Exercise materials:
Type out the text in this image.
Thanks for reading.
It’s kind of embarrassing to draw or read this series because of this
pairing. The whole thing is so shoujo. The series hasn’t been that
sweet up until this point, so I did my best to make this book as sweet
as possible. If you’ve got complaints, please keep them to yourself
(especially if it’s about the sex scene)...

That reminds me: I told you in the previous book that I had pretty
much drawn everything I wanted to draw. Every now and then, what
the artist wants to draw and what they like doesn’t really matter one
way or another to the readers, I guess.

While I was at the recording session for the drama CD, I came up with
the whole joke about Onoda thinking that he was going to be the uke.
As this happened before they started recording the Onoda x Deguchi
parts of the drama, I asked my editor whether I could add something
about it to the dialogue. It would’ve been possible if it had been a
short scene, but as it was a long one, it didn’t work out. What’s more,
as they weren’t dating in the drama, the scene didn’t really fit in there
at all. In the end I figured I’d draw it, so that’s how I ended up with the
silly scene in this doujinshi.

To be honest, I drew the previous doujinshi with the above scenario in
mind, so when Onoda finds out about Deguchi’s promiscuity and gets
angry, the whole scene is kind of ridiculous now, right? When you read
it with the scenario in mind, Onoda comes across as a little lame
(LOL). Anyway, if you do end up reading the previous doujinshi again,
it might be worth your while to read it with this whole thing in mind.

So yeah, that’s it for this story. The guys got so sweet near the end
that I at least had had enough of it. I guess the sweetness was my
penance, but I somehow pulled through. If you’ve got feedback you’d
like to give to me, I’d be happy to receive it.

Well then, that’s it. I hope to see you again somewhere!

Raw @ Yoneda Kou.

Work required: Pick out all the lines with the word "Onoda" in them and copy them.

Problem solution:
the whole joke about Onoda thinking that he was going to be the uke.
As this happened before they started recording the Onoda x Deguchi
mind, so when Onoda finds out about Deguchi’s promiscuity and gets
it with the scenario in mind, Onoda comes across as a little lame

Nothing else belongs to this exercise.